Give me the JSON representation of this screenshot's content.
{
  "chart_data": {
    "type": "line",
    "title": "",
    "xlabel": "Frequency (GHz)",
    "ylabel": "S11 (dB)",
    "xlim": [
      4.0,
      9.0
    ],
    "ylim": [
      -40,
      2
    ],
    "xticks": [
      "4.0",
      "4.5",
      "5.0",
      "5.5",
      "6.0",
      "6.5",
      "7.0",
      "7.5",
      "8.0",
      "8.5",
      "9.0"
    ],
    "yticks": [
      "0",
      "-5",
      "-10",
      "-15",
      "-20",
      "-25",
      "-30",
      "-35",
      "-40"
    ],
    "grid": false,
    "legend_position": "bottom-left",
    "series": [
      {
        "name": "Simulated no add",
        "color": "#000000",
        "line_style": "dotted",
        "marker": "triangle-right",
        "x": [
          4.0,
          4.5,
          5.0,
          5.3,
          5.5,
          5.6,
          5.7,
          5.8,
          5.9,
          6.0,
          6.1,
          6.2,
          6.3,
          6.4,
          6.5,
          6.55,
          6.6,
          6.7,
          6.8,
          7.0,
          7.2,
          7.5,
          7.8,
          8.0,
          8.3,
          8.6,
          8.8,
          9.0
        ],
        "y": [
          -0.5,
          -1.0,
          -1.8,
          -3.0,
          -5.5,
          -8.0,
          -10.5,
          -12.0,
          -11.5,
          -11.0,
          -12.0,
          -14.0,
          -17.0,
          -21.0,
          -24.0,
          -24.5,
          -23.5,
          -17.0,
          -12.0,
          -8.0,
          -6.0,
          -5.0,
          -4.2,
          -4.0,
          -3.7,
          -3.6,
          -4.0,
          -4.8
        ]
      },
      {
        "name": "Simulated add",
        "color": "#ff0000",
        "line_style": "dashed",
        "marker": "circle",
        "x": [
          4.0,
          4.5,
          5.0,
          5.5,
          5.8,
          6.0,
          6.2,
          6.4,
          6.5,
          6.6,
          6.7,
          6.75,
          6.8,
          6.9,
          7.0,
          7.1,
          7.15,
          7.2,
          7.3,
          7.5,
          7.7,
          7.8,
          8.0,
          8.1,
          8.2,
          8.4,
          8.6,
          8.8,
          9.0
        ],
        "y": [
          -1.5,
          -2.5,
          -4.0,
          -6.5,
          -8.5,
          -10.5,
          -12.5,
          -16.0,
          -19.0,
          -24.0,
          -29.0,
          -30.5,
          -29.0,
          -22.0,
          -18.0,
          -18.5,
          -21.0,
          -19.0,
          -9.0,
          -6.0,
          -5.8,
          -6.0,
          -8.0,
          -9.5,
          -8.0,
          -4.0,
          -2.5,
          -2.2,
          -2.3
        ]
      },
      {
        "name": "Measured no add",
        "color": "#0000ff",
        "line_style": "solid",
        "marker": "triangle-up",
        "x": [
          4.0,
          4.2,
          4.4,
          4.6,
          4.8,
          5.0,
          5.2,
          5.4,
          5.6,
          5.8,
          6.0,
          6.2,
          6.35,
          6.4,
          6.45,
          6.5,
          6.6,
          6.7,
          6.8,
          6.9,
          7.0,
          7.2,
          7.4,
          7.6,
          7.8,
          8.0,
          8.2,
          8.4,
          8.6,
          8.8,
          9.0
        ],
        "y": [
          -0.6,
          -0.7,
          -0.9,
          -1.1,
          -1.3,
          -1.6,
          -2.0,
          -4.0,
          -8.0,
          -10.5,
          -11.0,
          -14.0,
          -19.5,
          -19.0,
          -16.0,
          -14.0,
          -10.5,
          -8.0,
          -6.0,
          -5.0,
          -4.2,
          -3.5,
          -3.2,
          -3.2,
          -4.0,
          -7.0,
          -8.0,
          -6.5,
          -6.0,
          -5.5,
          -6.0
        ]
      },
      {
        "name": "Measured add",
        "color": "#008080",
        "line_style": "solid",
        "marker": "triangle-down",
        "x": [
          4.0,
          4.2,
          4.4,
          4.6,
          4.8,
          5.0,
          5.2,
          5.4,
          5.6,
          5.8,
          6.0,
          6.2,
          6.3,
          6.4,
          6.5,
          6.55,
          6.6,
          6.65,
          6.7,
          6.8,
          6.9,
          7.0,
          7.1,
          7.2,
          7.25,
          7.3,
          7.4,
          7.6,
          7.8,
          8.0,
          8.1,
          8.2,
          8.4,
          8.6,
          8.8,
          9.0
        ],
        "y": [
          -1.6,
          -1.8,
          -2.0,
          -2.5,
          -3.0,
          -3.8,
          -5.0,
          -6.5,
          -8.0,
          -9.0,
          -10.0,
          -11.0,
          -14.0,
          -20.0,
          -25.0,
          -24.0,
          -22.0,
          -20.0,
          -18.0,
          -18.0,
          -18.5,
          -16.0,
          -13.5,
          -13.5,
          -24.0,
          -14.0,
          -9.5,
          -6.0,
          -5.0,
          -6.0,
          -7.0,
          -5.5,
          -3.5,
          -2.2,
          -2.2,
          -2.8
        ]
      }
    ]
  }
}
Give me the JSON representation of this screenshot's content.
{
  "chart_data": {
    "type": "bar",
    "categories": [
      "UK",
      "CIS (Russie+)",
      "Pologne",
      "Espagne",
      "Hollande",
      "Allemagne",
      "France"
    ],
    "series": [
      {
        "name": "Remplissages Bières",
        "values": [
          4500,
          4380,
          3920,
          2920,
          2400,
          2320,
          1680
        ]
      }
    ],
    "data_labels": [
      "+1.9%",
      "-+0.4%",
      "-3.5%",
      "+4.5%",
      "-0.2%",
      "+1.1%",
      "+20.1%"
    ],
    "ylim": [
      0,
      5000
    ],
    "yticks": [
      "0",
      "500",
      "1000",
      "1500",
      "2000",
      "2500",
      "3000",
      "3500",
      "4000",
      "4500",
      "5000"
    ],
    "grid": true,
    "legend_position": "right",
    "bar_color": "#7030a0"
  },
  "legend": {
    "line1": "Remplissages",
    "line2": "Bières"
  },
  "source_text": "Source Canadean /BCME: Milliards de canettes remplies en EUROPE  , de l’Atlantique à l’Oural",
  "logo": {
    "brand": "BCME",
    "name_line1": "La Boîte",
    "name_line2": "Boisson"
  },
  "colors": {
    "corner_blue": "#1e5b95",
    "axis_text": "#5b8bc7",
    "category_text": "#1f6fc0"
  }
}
***
WHAT IS REQUIRED:
Each line that has the word "Simulated" counts once. How many such lines are in the data? Give the number alone.

TASK OUTPUT:
2